-- Start RECORDS FOR THE EXERCISE --

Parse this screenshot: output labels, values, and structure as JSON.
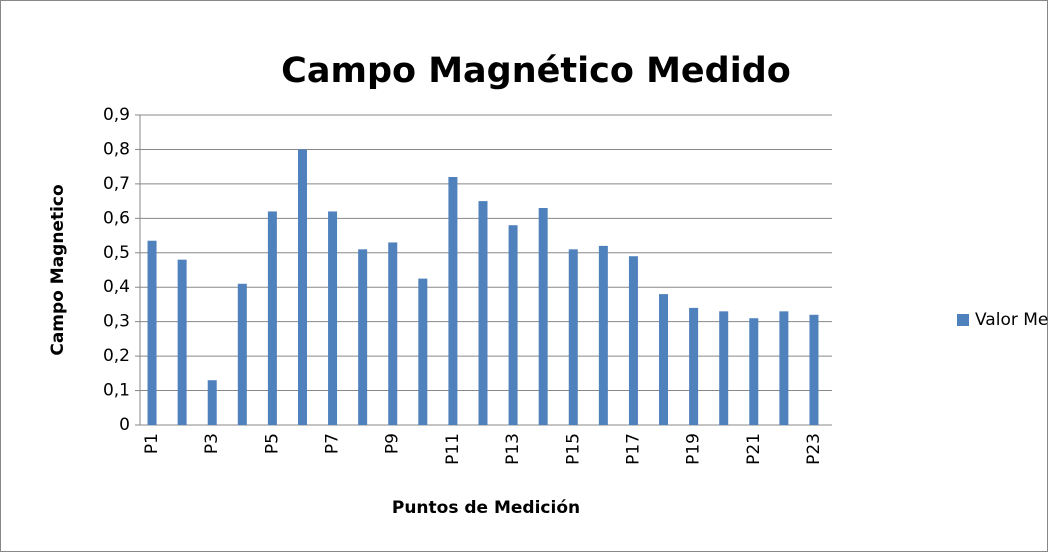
{
  "chart_data": {
    "type": "bar",
    "title": "Campo Magnético Medido",
    "x_label": "Puntos de Medición",
    "y_label": "Campo Magnetico",
    "categories": [
      "P1",
      null,
      "P3",
      null,
      "P5",
      null,
      "P7",
      null,
      "P9",
      null,
      "P11",
      null,
      "P13",
      null,
      "P15",
      null,
      "P17",
      null,
      "P19",
      null,
      "P21",
      null,
      "P23"
    ],
    "series": [
      {
        "name": "Valor Medido",
        "color": "#4f81bd",
        "values": [
          0.535,
          0.48,
          0.13,
          0.41,
          0.62,
          0.8,
          0.62,
          0.51,
          0.53,
          0.425,
          0.72,
          0.65,
          0.58,
          0.63,
          0.51,
          0.52,
          0.49,
          0.38,
          0.34,
          0.33,
          0.31,
          0.33,
          0.32
        ]
      }
    ],
    "ylim": [
      0,
      0.9
    ],
    "yticks": [
      0,
      {
        "value": 0.1,
        "label": "0,1"
      },
      {
        "value": 0.2,
        "label": "0,2"
      },
      {
        "value": 0.3,
        "label": "0,3"
      },
      {
        "value": 0.4,
        "label": "0,4"
      },
      {
        "value": 0.5,
        "label": "0,5"
      },
      {
        "value": 0.6,
        "label": "0,6"
      },
      {
        "value": 0.7,
        "label": "0,7"
      },
      {
        "value": 0.8,
        "label": "0,8"
      },
      {
        "value": 0.9,
        "label": "0,9"
      }
    ],
    "grid": true,
    "legend": "right"
  }
}
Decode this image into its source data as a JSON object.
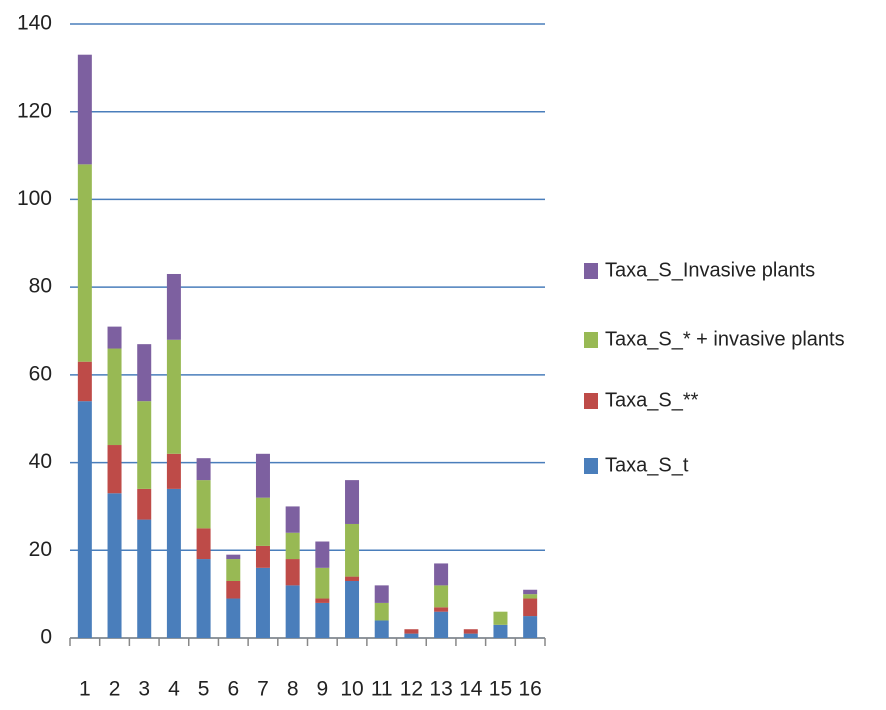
{
  "chart_data": {
    "type": "bar",
    "stacked": true,
    "categories": [
      "1",
      "2",
      "3",
      "4",
      "5",
      "6",
      "7",
      "8",
      "9",
      "10",
      "11",
      "12",
      "13",
      "14",
      "15",
      "16"
    ],
    "series": [
      {
        "name": "Taxa_S_t",
        "color": "#4a7ebb",
        "values": [
          54,
          33,
          27,
          34,
          18,
          9,
          16,
          12,
          8,
          13,
          4,
          1,
          6,
          1,
          3,
          5
        ]
      },
      {
        "name": "Taxa_S_**",
        "color": "#be4b48",
        "values": [
          9,
          11,
          7,
          8,
          7,
          4,
          5,
          6,
          1,
          1,
          0,
          1,
          1,
          1,
          0,
          4
        ]
      },
      {
        "name": "Taxa_S_* + invasive plants",
        "color": "#98b954",
        "values": [
          45,
          22,
          20,
          26,
          11,
          5,
          11,
          6,
          7,
          12,
          4,
          0,
          5,
          0,
          3,
          1
        ]
      },
      {
        "name": "Taxa_S_Invasive plants",
        "color": "#7d60a0",
        "values": [
          25,
          5,
          13,
          15,
          5,
          1,
          10,
          6,
          6,
          10,
          4,
          0,
          5,
          0,
          0,
          1
        ]
      }
    ],
    "ylim": [
      0,
      140
    ],
    "yticks": [
      0,
      20,
      40,
      60,
      80,
      100,
      120,
      140
    ],
    "grid": true,
    "legend": "right"
  }
}
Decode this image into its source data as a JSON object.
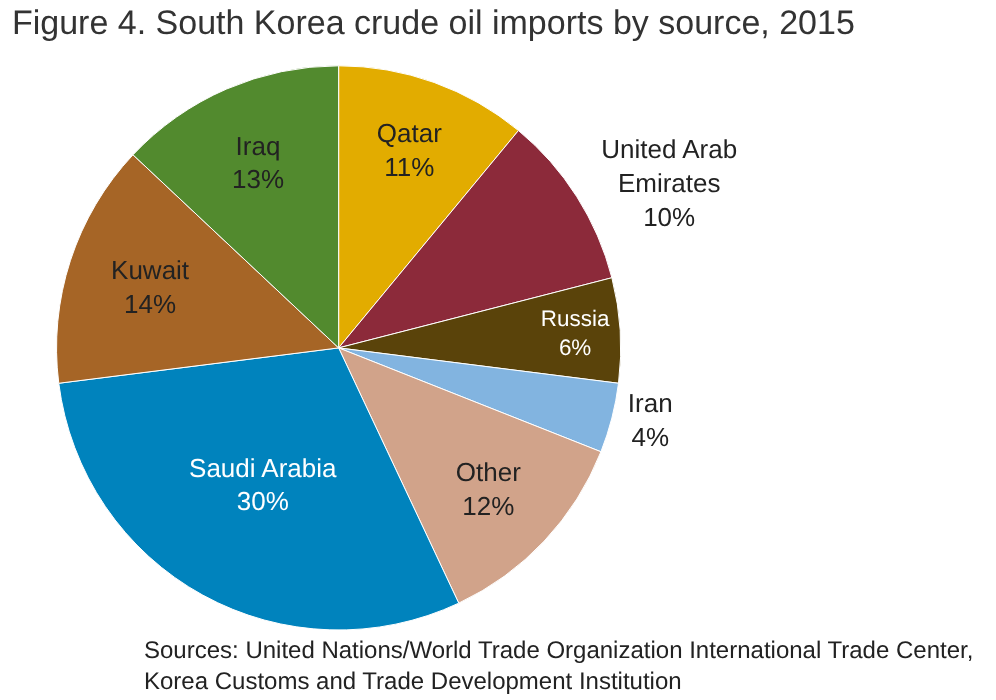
{
  "chart_data": {
    "type": "pie",
    "title": "Figure 4. South Korea crude oil imports by source, 2015",
    "categories": [
      "Qatar",
      "United Arab Emirates",
      "Russia",
      "Iran",
      "Other",
      "Saudi Arabia",
      "Kuwait",
      "Iraq"
    ],
    "values": [
      11,
      10,
      6,
      4,
      12,
      30,
      14,
      13
    ],
    "value_labels": [
      "11%",
      "10%",
      "6%",
      "4%",
      "12%",
      "30%",
      "14%",
      "13%"
    ],
    "colors": [
      "#e2ac00",
      "#8c2a3a",
      "#5a430a",
      "#82b4e0",
      "#d1a38a",
      "#0083bd",
      "#a66526",
      "#528a2e"
    ],
    "annotations": [
      "Sources: United Nations/World Trade Organization International Trade Center, Korea Customs and Trade Development Institution"
    ],
    "legend": false
  }
}
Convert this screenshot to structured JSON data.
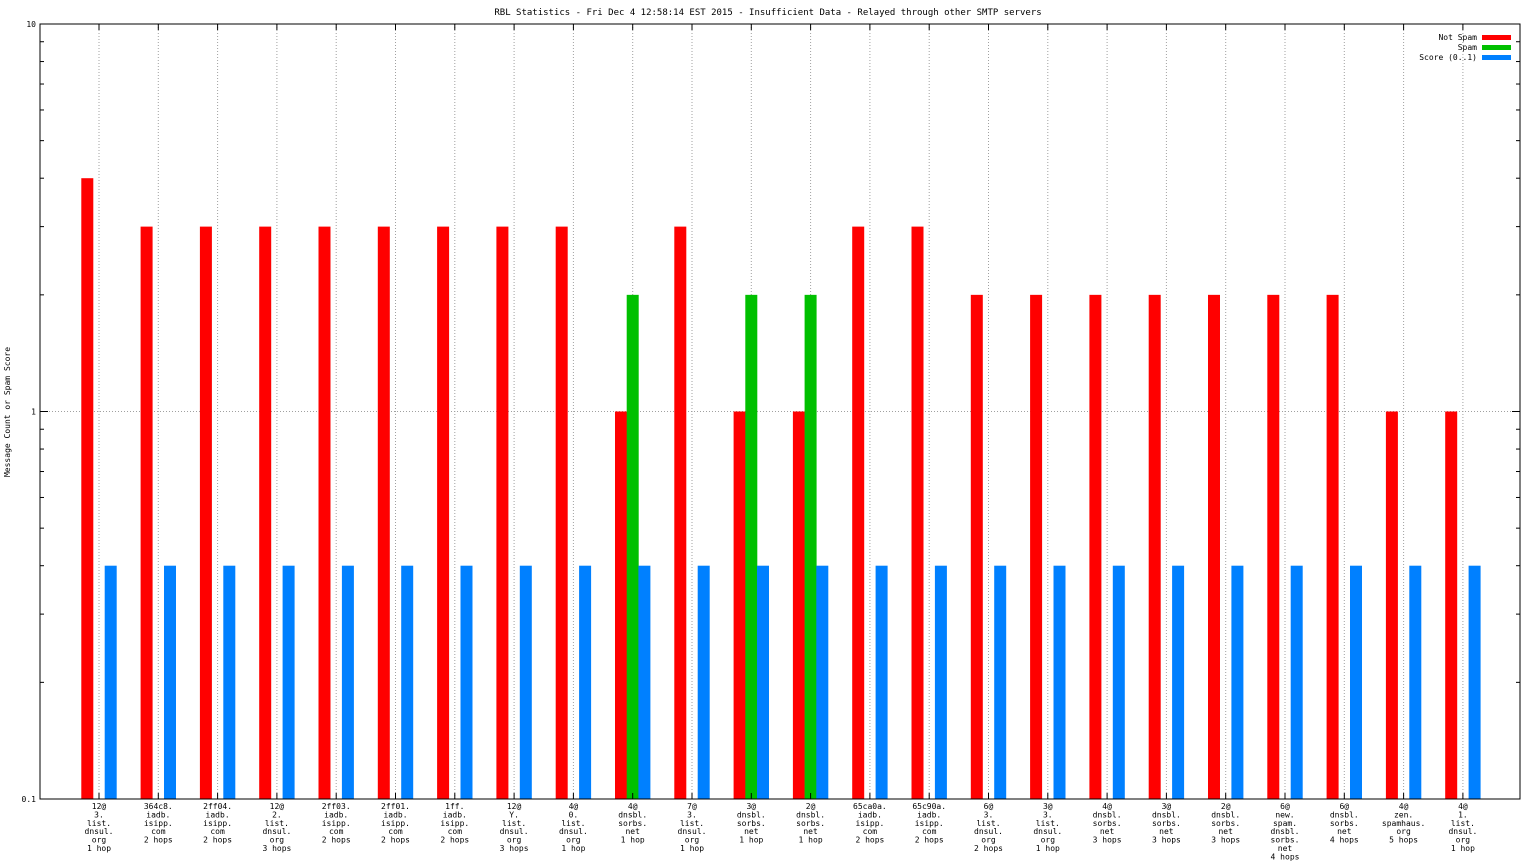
{
  "chart_data": {
    "type": "bar",
    "title": "RBL Statistics - Fri Dec  4 12:58:14 EST 2015 - Insufficient Data - Relayed through other SMTP servers",
    "ylabel": "Message Count or Spam Score",
    "xlabel": "",
    "yscale": "log",
    "ylim": [
      0.1,
      10
    ],
    "yticks": [
      "0.1",
      "1",
      "10"
    ],
    "grid": true,
    "legend_position": "top-right",
    "categories": [
      [
        "12@",
        "3.",
        "list.",
        "dnsul.",
        "org",
        "1 hop"
      ],
      [
        "364c8.",
        "iadb.",
        "isipp.",
        "com",
        "2 hops"
      ],
      [
        "2ff04.",
        "iadb.",
        "isipp.",
        "com",
        "2 hops"
      ],
      [
        "12@",
        "2.",
        "list.",
        "dnsul.",
        "org",
        "3 hops"
      ],
      [
        "2ff03.",
        "iadb.",
        "isipp.",
        "com",
        "2 hops"
      ],
      [
        "2ff01.",
        "iadb.",
        "isipp.",
        "com",
        "2 hops"
      ],
      [
        "1ff.",
        "iadb.",
        "isipp.",
        "com",
        "2 hops"
      ],
      [
        "12@",
        "Y.",
        "list.",
        "dnsul.",
        "org",
        "3 hops"
      ],
      [
        "4@",
        "0.",
        "list.",
        "dnsul.",
        "org",
        "1 hop"
      ],
      [
        "4@",
        "dnsbl.",
        "sorbs.",
        "net",
        "1 hop"
      ],
      [
        "7@",
        "3.",
        "list.",
        "dnsul.",
        "org",
        "1 hop"
      ],
      [
        "3@",
        "dnsbl.",
        "sorbs.",
        "net",
        "1 hop"
      ],
      [
        "2@",
        "dnsbl.",
        "sorbs.",
        "net",
        "1 hop"
      ],
      [
        "65ca0a.",
        "iadb.",
        "isipp.",
        "com",
        "2 hops"
      ],
      [
        "65c90a.",
        "iadb.",
        "isipp.",
        "com",
        "2 hops"
      ],
      [
        "6@",
        "3.",
        "list.",
        "dnsul.",
        "org",
        "2 hops"
      ],
      [
        "3@",
        "3.",
        "list.",
        "dnsul.",
        "org",
        "1 hop"
      ],
      [
        "4@",
        "dnsbl.",
        "sorbs.",
        "net",
        "3 hops"
      ],
      [
        "3@",
        "dnsbl.",
        "sorbs.",
        "net",
        "3 hops"
      ],
      [
        "2@",
        "dnsbl.",
        "sorbs.",
        "net",
        "3 hops"
      ],
      [
        "6@",
        "new.",
        "spam.",
        "dnsbl.",
        "sorbs.",
        "net",
        "4 hops"
      ],
      [
        "6@",
        "dnsbl.",
        "sorbs.",
        "net",
        "4 hops"
      ],
      [
        "4@",
        "zen.",
        "spamhaus.",
        "org",
        "5 hops"
      ],
      [
        "4@",
        "1.",
        "list.",
        "dnsul.",
        "org",
        "1 hop"
      ]
    ],
    "series": [
      {
        "name": "Not Spam",
        "color": "#ff0000",
        "values": [
          4,
          3,
          3,
          3,
          3,
          3,
          3,
          3,
          3,
          1,
          3,
          1,
          1,
          3,
          3,
          2,
          2,
          2,
          2,
          2,
          2,
          2,
          1,
          1
        ]
      },
      {
        "name": "Spam",
        "color": "#00c000",
        "values": [
          0,
          0,
          0,
          0,
          0,
          0,
          0,
          0,
          0,
          2,
          0,
          2,
          2,
          0,
          0,
          0,
          0,
          0,
          0,
          0,
          0,
          0,
          0,
          0
        ]
      },
      {
        "name": "Score (0..1)",
        "color": "#0080ff",
        "values": [
          0.4,
          0.4,
          0.4,
          0.4,
          0.4,
          0.4,
          0.4,
          0.4,
          0.4,
          0.4,
          0.4,
          0.4,
          0.4,
          0.4,
          0.4,
          0.4,
          0.4,
          0.4,
          0.4,
          0.4,
          0.4,
          0.4,
          0.4,
          0.4
        ]
      }
    ]
  }
}
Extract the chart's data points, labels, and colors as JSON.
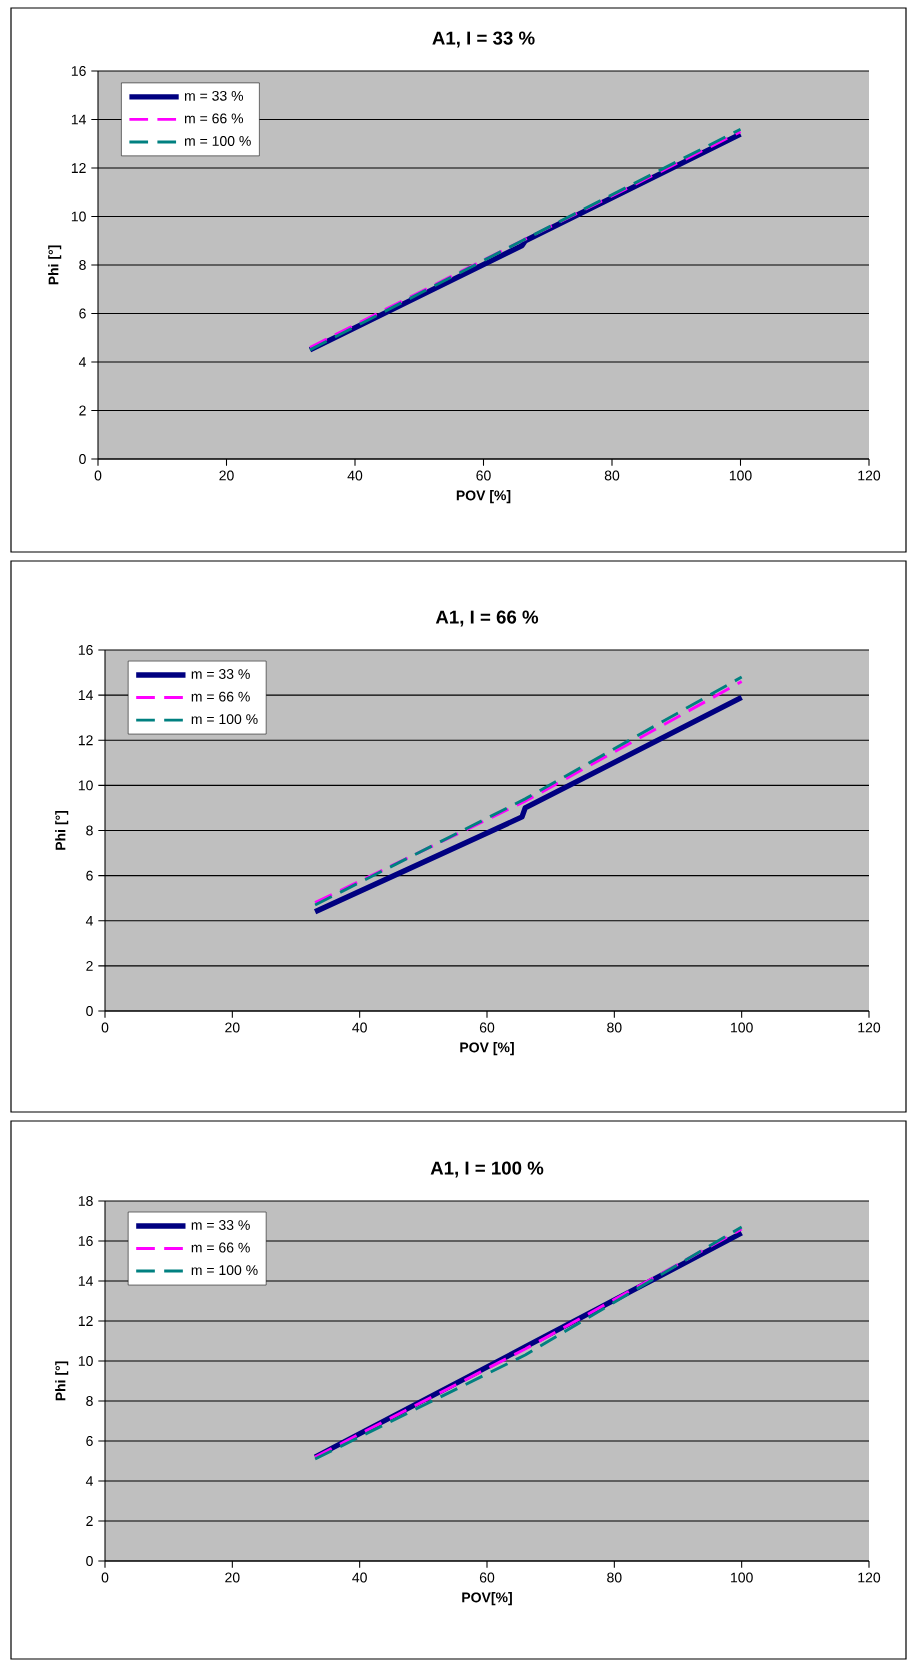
{
  "chart_data": [
    {
      "type": "line",
      "title": "A1, I = 33 %",
      "xlabel": "POV [%]",
      "ylabel": "Phi [°]",
      "xlim": [
        0,
        120
      ],
      "xticks": [
        0,
        20,
        40,
        60,
        80,
        100,
        120
      ],
      "ylim": [
        0,
        16
      ],
      "yticks": [
        0,
        2,
        4,
        6,
        8,
        10,
        12,
        14,
        16
      ],
      "grid": "y",
      "legend": "top left",
      "series": [
        {
          "name": "m = 33 %",
          "color": "#000080",
          "line_style": "solid",
          "x": [
            33,
            66,
            66.5,
            100
          ],
          "values": [
            4.5,
            8.8,
            9.0,
            13.4
          ]
        },
        {
          "name": "m = 66 %",
          "color": "#ff00ff",
          "line_style": "dashed",
          "x": [
            33,
            66,
            100
          ],
          "values": [
            4.6,
            9.0,
            13.5
          ]
        },
        {
          "name": "m = 100 %",
          "color": "#008080",
          "line_style": "dashed",
          "x": [
            33,
            66,
            100
          ],
          "values": [
            4.5,
            9.0,
            13.6
          ]
        }
      ]
    },
    {
      "type": "line",
      "title": "A1,  I = 66 %",
      "xlabel": "POV [%]",
      "ylabel": "Phi [°]",
      "xlim": [
        0,
        120
      ],
      "xticks": [
        0,
        20,
        40,
        60,
        80,
        100,
        120
      ],
      "ylim": [
        0,
        16
      ],
      "yticks": [
        0,
        2,
        4,
        6,
        8,
        10,
        12,
        14,
        16
      ],
      "grid": "y",
      "legend": "top left",
      "series": [
        {
          "name": "m = 33 %",
          "color": "#000080",
          "line_style": "solid",
          "x": [
            33,
            65.5,
            66,
            100
          ],
          "values": [
            4.4,
            8.6,
            9.0,
            13.9
          ]
        },
        {
          "name": "m = 66 %",
          "color": "#ff00ff",
          "line_style": "dashed",
          "x": [
            33,
            66,
            100
          ],
          "values": [
            4.8,
            9.3,
            14.6
          ]
        },
        {
          "name": "m = 100 %",
          "color": "#008080",
          "line_style": "dashed",
          "x": [
            33,
            66,
            100
          ],
          "values": [
            4.7,
            9.4,
            14.8
          ]
        }
      ]
    },
    {
      "type": "line",
      "title": "A1,  I = 100 %",
      "xlabel": "POV[%]",
      "ylabel": "Phi [°]",
      "xlim": [
        0,
        120
      ],
      "xticks": [
        0,
        20,
        40,
        60,
        80,
        100,
        120
      ],
      "ylim": [
        0,
        18
      ],
      "yticks": [
        0,
        2,
        4,
        6,
        8,
        10,
        12,
        14,
        16,
        18
      ],
      "grid": "y",
      "legend": "top left",
      "series": [
        {
          "name": "m = 33 %",
          "color": "#000080",
          "line_style": "solid",
          "x": [
            33,
            66,
            100
          ],
          "values": [
            5.2,
            10.7,
            16.4
          ]
        },
        {
          "name": "m = 66 %",
          "color": "#ff00ff",
          "line_style": "dashed",
          "x": [
            33,
            66,
            100
          ],
          "values": [
            5.2,
            10.6,
            16.6
          ]
        },
        {
          "name": "m = 100 %",
          "color": "#008080",
          "line_style": "dashed",
          "x": [
            33,
            66,
            100
          ],
          "values": [
            5.1,
            10.3,
            16.7
          ]
        }
      ]
    }
  ]
}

-- End RECORDS FOR THE EXERCISE --

> _EXERCISE_
Locate the lines above that contain "Campo" and copy them.

> _RESPONSE_
    "title": "Campo Magnético Medido",
    "y_label": "Campo Magnetico",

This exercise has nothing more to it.